(Stored records)
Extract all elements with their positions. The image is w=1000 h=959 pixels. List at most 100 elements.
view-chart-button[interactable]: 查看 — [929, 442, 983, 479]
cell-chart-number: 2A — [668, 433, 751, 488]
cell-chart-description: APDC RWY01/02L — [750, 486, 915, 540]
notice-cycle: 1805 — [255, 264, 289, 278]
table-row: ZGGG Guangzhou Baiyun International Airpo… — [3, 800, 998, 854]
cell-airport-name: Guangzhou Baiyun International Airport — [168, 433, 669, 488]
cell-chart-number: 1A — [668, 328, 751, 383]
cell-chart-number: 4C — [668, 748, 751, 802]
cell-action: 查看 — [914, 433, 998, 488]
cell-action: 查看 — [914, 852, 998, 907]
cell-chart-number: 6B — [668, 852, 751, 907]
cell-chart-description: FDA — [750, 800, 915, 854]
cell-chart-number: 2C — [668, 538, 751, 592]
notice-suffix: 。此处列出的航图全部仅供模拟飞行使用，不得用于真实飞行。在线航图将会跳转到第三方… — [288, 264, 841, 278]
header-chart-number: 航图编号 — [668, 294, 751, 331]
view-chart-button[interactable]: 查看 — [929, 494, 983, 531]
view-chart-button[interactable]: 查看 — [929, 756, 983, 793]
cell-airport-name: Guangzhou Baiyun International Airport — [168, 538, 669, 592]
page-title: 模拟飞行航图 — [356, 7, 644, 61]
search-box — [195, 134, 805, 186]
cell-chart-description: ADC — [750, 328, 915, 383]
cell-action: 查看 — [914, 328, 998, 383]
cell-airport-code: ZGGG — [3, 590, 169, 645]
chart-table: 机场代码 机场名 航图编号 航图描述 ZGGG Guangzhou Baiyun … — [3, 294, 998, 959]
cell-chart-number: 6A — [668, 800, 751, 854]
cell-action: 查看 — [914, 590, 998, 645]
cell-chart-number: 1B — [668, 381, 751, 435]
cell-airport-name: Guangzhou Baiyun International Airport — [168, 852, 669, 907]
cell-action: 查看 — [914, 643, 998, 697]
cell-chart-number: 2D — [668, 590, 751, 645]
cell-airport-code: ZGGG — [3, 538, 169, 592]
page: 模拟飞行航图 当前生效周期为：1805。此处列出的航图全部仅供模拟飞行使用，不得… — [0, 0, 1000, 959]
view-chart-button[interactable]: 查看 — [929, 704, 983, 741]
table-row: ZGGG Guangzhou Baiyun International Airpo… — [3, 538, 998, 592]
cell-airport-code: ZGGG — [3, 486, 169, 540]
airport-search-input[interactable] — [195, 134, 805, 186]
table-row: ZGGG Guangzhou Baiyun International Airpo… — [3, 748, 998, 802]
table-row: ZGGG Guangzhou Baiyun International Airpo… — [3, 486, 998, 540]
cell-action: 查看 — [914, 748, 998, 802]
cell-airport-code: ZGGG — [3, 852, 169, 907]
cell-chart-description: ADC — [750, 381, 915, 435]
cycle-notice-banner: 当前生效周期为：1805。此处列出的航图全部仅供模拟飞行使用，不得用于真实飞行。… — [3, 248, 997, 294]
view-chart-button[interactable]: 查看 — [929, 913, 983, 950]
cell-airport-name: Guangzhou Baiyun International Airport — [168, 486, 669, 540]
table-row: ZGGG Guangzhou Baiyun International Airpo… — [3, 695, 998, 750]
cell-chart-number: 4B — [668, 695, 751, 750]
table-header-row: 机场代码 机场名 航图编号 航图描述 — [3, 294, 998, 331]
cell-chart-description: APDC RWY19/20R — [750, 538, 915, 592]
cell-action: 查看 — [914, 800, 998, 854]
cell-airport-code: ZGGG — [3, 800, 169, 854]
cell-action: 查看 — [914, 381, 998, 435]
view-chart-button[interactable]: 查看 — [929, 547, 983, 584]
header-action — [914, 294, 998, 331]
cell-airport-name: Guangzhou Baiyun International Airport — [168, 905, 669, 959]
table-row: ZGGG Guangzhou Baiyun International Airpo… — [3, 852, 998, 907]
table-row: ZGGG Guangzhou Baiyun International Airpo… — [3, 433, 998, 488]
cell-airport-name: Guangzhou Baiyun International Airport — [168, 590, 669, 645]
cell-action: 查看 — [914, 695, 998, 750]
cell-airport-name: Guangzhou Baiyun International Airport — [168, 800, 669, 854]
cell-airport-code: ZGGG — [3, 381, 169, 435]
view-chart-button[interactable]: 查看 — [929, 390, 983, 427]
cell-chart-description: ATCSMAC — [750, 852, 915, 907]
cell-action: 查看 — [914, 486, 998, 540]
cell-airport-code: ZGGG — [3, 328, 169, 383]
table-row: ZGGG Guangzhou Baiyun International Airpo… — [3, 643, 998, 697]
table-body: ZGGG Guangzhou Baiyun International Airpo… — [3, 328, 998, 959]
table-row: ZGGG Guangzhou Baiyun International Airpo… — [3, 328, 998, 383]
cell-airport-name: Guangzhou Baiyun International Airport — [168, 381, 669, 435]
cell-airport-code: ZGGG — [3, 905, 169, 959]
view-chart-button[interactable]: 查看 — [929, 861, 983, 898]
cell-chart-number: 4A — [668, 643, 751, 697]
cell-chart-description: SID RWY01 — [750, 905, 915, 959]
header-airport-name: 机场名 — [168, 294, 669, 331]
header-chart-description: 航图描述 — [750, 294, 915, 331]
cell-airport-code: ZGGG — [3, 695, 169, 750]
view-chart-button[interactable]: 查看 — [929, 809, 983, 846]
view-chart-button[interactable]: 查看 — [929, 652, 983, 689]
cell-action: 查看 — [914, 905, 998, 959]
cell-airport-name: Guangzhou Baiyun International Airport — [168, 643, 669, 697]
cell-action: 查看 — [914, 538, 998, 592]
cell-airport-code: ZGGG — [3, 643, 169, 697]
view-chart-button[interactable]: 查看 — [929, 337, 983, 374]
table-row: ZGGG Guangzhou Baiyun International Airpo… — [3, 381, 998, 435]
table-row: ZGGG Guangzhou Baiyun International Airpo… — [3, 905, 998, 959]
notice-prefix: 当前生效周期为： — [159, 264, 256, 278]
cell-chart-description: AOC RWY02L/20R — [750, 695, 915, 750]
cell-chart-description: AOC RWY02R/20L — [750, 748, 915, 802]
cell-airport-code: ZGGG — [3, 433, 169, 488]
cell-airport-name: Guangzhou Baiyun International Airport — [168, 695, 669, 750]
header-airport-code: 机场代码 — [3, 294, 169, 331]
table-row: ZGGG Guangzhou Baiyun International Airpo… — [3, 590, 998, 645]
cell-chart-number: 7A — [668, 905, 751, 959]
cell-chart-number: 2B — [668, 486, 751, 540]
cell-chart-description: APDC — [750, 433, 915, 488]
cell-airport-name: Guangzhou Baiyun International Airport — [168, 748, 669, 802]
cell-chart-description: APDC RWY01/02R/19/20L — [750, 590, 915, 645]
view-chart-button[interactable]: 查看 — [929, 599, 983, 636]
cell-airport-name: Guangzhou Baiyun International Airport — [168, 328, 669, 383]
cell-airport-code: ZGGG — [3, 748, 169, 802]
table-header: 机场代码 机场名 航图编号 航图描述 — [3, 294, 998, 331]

Work to do =>
Please edit the records above so that every "view-chart-button" becomes "open-chart-button", with everything else left unchanged.

Expected output =>
Extract all elements with their positions. The image is w=1000 h=959 pixels. List at most 100 elements.
open-chart-button[interactable]: 查看 — [929, 442, 983, 479]
cell-chart-number: 2A — [668, 433, 751, 488]
cell-chart-description: APDC RWY01/02L — [750, 486, 915, 540]
notice-cycle: 1805 — [255, 264, 289, 278]
table-row: ZGGG Guangzhou Baiyun International Airpo… — [3, 800, 998, 854]
cell-airport-name: Guangzhou Baiyun International Airport — [168, 433, 669, 488]
cell-chart-number: 1A — [668, 328, 751, 383]
cell-chart-number: 4C — [668, 748, 751, 802]
cell-action: 查看 — [914, 433, 998, 488]
cell-action: 查看 — [914, 852, 998, 907]
cell-chart-number: 6B — [668, 852, 751, 907]
cell-chart-description: FDA — [750, 800, 915, 854]
cell-chart-number: 2C — [668, 538, 751, 592]
notice-suffix: 。此处列出的航图全部仅供模拟飞行使用，不得用于真实飞行。在线航图将会跳转到第三方… — [288, 264, 841, 278]
header-chart-number: 航图编号 — [668, 294, 751, 331]
open-chart-button[interactable]: 查看 — [929, 494, 983, 531]
open-chart-button[interactable]: 查看 — [929, 756, 983, 793]
cell-airport-name: Guangzhou Baiyun International Airport — [168, 538, 669, 592]
page-title: 模拟飞行航图 — [356, 7, 644, 61]
search-box — [195, 134, 805, 186]
cell-chart-description: ADC — [750, 328, 915, 383]
cell-action: 查看 — [914, 328, 998, 383]
cell-airport-code: ZGGG — [3, 590, 169, 645]
chart-table: 机场代码 机场名 航图编号 航图描述 ZGGG Guangzhou Baiyun … — [3, 294, 998, 959]
cell-chart-number: 6A — [668, 800, 751, 854]
cell-action: 查看 — [914, 590, 998, 645]
cell-chart-number: 1B — [668, 381, 751, 435]
cell-airport-name: Guangzhou Baiyun International Airport — [168, 852, 669, 907]
cell-action: 查看 — [914, 643, 998, 697]
cell-chart-number: 2D — [668, 590, 751, 645]
cell-airport-code: ZGGG — [3, 538, 169, 592]
page: 模拟飞行航图 当前生效周期为：1805。此处列出的航图全部仅供模拟飞行使用，不得… — [0, 0, 1000, 959]
open-chart-button[interactable]: 查看 — [929, 704, 983, 741]
table-row: ZGGG Guangzhou Baiyun International Airpo… — [3, 538, 998, 592]
cell-airport-code: ZGGG — [3, 486, 169, 540]
airport-search-input[interactable] — [195, 134, 805, 186]
table-row: ZGGG Guangzhou Baiyun International Airpo… — [3, 748, 998, 802]
table-row: ZGGG Guangzhou Baiyun International Airpo… — [3, 486, 998, 540]
cell-action: 查看 — [914, 748, 998, 802]
cell-airport-code: ZGGG — [3, 852, 169, 907]
cell-chart-description: ADC — [750, 381, 915, 435]
cycle-notice-banner: 当前生效周期为：1805。此处列出的航图全部仅供模拟飞行使用，不得用于真实飞行。… — [3, 248, 997, 294]
open-chart-button[interactable]: 查看 — [929, 913, 983, 950]
cell-airport-name: Guangzhou Baiyun International Airport — [168, 486, 669, 540]
table-row: ZGGG Guangzhou Baiyun International Airpo… — [3, 695, 998, 750]
cell-chart-number: 4B — [668, 695, 751, 750]
table-header-row: 机场代码 机场名 航图编号 航图描述 — [3, 294, 998, 331]
cell-chart-description: APDC RWY19/20R — [750, 538, 915, 592]
cell-action: 查看 — [914, 800, 998, 854]
cell-airport-code: ZGGG — [3, 800, 169, 854]
cell-action: 查看 — [914, 381, 998, 435]
open-chart-button[interactable]: 查看 — [929, 547, 983, 584]
header-action — [914, 294, 998, 331]
cell-airport-name: Guangzhou Baiyun International Airport — [168, 905, 669, 959]
table-row: ZGGG Guangzhou Baiyun International Airpo… — [3, 852, 998, 907]
table-row: ZGGG Guangzhou Baiyun International Airpo… — [3, 433, 998, 488]
cell-airport-name: Guangzhou Baiyun International Airport — [168, 590, 669, 645]
cell-action: 查看 — [914, 695, 998, 750]
cell-airport-name: Guangzhou Baiyun International Airport — [168, 800, 669, 854]
cell-airport-code: ZGGG — [3, 381, 169, 435]
open-chart-button[interactable]: 查看 — [929, 390, 983, 427]
cell-chart-description: ATCSMAC — [750, 852, 915, 907]
cell-action: 查看 — [914, 486, 998, 540]
cell-airport-code: ZGGG — [3, 328, 169, 383]
table-row: ZGGG Guangzhou Baiyun International Airpo… — [3, 643, 998, 697]
table-body: ZGGG Guangzhou Baiyun International Airpo… — [3, 328, 998, 959]
table-row: ZGGG Guangzhou Baiyun International Airpo… — [3, 328, 998, 383]
cell-airport-name: Guangzhou Baiyun International Airport — [168, 381, 669, 435]
cell-airport-code: ZGGG — [3, 905, 169, 959]
open-chart-button[interactable]: 查看 — [929, 861, 983, 898]
cell-chart-number: 4A — [668, 643, 751, 697]
cell-chart-description: SID RWY01 — [750, 905, 915, 959]
header-airport-name: 机场名 — [168, 294, 669, 331]
header-chart-description: 航图描述 — [750, 294, 915, 331]
cell-airport-code: ZGGG — [3, 695, 169, 750]
open-chart-button[interactable]: 查看 — [929, 809, 983, 846]
open-chart-button[interactable]: 查看 — [929, 652, 983, 689]
cell-action: 查看 — [914, 905, 998, 959]
cell-airport-name: Guangzhou Baiyun International Airport — [168, 643, 669, 697]
cell-action: 查看 — [914, 538, 998, 592]
cell-airport-code: ZGGG — [3, 643, 169, 697]
open-chart-button[interactable]: 查看 — [929, 337, 983, 374]
table-row: ZGGG Guangzhou Baiyun International Airpo… — [3, 381, 998, 435]
table-row: ZGGG Guangzhou Baiyun International Airpo… — [3, 905, 998, 959]
notice-prefix: 当前生效周期为： — [159, 264, 256, 278]
cell-chart-description: AOC RWY02L/20R — [750, 695, 915, 750]
cell-chart-description: AOC RWY02R/20L — [750, 748, 915, 802]
cell-airport-code: ZGGG — [3, 433, 169, 488]
cell-airport-name: Guangzhou Baiyun International Airport — [168, 695, 669, 750]
header-airport-code: 机场代码 — [3, 294, 169, 331]
table-row: ZGGG Guangzhou Baiyun International Airpo… — [3, 590, 998, 645]
cell-chart-number: 7A — [668, 905, 751, 959]
cell-chart-number: 2B — [668, 486, 751, 540]
cell-chart-description: APDC — [750, 433, 915, 488]
cell-airport-name: Guangzhou Baiyun International Airport — [168, 748, 669, 802]
cell-chart-description: APDC RWY01/02R/19/20L — [750, 590, 915, 645]
open-chart-button[interactable]: 查看 — [929, 599, 983, 636]
cell-airport-name: Guangzhou Baiyun International Airport — [168, 328, 669, 383]
cell-airport-code: ZGGG — [3, 748, 169, 802]
table-header: 机场代码 机场名 航图编号 航图描述 — [3, 294, 998, 331]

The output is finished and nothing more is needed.